(Stored data entries)

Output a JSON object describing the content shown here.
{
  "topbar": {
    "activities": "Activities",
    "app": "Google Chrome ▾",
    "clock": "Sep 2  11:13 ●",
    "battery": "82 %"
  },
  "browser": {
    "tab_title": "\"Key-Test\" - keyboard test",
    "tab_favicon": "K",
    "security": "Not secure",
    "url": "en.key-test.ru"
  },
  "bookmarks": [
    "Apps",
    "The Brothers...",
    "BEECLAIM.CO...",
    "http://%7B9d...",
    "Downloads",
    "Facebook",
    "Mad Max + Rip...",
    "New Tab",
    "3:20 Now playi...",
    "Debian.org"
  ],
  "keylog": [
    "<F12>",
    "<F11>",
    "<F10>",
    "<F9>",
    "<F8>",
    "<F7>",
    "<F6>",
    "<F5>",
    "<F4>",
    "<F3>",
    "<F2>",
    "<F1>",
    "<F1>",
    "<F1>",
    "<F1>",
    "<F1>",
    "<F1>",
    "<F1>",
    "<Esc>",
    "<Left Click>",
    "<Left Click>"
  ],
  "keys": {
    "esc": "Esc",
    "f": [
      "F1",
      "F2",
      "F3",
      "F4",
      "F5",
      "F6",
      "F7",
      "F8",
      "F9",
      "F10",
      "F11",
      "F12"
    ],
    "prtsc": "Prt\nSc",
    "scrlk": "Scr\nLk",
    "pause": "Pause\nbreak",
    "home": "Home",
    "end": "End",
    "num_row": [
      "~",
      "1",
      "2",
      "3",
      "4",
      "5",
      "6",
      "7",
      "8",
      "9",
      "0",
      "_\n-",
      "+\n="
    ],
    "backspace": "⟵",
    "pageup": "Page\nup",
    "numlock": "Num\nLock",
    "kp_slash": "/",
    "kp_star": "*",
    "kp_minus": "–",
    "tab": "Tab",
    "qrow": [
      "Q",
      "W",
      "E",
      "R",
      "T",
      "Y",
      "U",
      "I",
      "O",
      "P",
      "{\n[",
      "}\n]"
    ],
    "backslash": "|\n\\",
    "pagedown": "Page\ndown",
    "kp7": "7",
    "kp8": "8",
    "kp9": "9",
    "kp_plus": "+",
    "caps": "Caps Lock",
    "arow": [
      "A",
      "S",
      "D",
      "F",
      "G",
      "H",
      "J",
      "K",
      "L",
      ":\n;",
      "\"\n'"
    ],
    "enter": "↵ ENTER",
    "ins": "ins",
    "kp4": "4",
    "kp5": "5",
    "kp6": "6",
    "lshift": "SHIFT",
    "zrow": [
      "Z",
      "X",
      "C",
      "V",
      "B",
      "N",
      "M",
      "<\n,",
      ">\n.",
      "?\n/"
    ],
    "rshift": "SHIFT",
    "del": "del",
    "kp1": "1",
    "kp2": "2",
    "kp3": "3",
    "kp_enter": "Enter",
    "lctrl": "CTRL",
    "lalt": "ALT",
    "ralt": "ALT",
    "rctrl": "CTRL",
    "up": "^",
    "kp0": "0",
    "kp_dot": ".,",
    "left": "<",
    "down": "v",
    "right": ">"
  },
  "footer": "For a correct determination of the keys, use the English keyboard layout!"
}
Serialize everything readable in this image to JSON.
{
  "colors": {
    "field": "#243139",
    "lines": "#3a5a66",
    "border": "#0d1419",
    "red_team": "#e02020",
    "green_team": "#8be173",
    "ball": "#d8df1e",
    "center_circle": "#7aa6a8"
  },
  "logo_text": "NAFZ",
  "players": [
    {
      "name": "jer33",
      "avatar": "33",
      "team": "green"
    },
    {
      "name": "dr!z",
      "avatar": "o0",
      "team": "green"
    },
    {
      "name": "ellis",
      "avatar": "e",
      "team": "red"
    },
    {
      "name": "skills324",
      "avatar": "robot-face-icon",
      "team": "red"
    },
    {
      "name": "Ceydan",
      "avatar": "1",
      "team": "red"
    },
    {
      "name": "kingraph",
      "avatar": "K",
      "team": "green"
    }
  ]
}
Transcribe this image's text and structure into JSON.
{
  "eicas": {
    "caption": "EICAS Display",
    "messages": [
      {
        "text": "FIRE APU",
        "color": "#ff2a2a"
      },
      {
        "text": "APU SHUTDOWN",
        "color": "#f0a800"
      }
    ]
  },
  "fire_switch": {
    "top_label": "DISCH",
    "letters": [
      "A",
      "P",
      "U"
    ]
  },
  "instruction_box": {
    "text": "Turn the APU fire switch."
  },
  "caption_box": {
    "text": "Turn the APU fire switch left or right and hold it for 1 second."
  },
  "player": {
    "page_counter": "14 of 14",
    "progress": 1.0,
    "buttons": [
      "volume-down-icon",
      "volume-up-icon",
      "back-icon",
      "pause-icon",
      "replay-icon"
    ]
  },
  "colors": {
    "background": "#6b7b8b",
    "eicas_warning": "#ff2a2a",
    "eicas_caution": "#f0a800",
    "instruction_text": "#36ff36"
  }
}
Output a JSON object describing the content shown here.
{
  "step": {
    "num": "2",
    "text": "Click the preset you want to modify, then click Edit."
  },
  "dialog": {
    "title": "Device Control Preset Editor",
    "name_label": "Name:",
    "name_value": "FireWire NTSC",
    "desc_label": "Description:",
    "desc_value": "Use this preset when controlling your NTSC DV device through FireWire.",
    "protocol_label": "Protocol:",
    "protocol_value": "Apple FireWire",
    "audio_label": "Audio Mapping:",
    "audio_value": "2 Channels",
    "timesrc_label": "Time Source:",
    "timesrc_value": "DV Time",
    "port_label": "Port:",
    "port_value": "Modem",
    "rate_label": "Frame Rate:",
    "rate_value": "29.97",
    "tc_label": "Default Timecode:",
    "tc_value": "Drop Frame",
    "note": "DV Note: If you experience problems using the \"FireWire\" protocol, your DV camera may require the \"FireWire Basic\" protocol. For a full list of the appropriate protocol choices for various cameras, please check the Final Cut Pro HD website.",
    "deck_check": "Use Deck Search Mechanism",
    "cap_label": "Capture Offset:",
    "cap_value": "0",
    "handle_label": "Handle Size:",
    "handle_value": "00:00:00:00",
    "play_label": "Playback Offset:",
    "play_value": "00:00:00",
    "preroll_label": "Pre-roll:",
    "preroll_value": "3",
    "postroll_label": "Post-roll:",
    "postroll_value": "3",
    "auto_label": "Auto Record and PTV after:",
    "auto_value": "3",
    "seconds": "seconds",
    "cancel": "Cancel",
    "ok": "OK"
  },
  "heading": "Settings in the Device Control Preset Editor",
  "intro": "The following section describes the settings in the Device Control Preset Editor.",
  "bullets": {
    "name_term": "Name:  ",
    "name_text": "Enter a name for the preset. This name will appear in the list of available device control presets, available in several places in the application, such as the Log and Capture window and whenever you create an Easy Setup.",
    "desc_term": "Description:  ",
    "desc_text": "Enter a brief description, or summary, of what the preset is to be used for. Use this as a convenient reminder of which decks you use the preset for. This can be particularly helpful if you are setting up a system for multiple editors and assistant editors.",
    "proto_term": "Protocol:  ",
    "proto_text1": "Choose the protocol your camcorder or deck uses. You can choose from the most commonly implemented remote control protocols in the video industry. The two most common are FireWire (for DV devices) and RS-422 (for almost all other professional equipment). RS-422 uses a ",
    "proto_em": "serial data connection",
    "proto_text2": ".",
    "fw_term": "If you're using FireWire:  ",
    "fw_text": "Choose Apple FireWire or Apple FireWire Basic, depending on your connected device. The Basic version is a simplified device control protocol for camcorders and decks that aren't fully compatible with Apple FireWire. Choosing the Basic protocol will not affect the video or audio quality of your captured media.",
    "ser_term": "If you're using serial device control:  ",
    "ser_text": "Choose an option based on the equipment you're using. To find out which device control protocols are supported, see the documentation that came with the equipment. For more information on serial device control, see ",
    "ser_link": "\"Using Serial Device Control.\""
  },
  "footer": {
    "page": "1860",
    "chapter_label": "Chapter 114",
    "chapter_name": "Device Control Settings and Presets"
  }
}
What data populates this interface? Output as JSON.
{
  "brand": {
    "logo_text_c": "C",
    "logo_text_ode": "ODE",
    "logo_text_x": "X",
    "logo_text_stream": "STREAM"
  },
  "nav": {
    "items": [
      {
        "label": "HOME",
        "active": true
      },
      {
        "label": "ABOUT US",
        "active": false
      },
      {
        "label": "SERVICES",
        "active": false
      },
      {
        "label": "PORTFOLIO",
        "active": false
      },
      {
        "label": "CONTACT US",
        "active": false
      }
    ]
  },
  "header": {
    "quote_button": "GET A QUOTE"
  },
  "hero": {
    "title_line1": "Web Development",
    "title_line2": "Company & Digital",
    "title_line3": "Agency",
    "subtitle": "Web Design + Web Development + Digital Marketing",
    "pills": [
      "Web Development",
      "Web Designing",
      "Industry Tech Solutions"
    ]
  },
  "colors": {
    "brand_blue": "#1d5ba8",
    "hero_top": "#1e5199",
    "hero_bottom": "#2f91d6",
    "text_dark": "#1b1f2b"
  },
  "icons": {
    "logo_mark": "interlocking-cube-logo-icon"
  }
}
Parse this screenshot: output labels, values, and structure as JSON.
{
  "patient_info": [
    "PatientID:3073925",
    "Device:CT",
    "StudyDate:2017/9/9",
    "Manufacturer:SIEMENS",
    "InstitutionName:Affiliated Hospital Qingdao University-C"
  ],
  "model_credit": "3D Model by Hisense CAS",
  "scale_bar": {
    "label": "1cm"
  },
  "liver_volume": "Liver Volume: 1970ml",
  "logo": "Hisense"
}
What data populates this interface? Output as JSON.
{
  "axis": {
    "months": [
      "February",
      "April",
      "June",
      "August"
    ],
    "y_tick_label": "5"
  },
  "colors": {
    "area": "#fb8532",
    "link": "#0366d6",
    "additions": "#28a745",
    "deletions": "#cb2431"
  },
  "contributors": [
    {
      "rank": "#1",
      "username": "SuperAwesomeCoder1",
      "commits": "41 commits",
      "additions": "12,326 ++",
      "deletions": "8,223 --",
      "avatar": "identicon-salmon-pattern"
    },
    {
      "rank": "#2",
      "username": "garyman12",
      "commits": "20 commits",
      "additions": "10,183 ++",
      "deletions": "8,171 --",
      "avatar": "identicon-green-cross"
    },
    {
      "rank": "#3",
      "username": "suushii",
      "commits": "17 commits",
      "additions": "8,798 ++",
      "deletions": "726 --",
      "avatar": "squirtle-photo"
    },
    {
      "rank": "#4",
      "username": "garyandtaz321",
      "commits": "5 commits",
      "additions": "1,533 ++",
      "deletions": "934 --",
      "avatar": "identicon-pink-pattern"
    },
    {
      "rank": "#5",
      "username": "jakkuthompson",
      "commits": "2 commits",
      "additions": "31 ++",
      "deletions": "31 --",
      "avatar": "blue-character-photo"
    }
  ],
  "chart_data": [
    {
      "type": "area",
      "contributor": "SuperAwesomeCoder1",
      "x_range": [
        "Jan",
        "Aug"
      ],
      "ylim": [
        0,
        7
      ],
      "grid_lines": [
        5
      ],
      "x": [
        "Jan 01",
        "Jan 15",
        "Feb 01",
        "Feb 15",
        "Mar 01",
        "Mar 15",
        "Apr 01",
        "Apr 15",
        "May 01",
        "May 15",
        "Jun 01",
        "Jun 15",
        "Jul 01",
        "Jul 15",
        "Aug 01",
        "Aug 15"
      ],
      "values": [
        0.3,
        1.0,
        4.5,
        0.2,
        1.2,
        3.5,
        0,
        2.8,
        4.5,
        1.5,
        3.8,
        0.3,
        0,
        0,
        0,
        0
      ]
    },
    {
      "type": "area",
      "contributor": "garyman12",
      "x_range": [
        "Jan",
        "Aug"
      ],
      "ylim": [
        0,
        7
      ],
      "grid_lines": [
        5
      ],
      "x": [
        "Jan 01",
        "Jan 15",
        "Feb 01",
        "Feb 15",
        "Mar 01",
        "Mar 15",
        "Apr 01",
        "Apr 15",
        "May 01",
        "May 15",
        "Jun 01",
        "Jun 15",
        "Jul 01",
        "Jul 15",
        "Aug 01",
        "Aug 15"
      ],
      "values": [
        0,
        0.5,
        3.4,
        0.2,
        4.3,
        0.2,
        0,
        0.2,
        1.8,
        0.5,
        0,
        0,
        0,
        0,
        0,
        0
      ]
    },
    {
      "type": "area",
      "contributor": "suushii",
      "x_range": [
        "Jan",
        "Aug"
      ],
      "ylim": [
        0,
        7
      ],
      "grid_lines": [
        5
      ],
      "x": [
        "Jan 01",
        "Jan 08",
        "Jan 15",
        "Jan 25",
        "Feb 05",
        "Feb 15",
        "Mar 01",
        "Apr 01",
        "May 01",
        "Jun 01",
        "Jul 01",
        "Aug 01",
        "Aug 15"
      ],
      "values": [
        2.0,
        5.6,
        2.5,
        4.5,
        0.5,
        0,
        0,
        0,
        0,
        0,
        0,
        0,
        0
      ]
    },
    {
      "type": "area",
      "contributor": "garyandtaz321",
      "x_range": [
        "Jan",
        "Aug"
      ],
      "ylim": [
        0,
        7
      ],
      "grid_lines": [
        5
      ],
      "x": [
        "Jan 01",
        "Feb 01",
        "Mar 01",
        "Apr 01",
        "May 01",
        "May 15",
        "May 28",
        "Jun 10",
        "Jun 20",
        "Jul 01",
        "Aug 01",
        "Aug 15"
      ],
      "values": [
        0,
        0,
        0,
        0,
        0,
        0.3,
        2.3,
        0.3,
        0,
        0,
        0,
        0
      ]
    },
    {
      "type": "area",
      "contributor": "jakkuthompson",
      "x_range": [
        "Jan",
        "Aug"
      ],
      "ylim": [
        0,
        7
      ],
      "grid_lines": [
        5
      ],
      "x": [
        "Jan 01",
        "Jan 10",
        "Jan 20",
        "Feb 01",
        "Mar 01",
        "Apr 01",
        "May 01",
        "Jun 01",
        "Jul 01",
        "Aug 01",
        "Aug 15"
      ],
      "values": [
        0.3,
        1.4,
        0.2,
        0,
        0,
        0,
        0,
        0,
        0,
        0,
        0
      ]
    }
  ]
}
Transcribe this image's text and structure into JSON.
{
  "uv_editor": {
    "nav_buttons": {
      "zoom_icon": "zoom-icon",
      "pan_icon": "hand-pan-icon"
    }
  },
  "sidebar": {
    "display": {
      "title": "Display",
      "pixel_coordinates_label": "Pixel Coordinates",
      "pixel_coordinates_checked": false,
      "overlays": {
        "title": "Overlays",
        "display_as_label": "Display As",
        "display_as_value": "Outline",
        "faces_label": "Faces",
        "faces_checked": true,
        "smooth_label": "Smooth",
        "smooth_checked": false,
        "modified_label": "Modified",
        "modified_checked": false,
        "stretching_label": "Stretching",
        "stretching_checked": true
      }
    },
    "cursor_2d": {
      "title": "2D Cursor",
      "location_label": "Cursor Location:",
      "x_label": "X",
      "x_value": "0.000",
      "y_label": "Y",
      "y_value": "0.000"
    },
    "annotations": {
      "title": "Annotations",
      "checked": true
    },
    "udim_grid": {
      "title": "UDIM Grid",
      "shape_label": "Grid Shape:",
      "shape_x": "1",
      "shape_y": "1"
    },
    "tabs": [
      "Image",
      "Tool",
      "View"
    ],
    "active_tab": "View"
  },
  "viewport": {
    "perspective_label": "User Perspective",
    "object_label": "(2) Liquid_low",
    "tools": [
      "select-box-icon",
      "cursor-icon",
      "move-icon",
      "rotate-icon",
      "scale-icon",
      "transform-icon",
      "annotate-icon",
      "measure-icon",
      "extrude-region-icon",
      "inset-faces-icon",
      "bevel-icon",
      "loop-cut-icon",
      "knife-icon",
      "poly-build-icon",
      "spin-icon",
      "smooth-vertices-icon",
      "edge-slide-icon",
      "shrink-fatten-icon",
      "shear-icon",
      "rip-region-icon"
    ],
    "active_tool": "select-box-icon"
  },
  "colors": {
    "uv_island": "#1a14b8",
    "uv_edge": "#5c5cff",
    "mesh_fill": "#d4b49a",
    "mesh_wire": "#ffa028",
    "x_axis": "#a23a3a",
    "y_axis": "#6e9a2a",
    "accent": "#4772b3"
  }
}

Work to be completed -> List each line in the listing that contains the string "Hisense".

Answer in full ->
  "model_credit": "3D Model by Hisense CAS",
  "logo": "Hisense"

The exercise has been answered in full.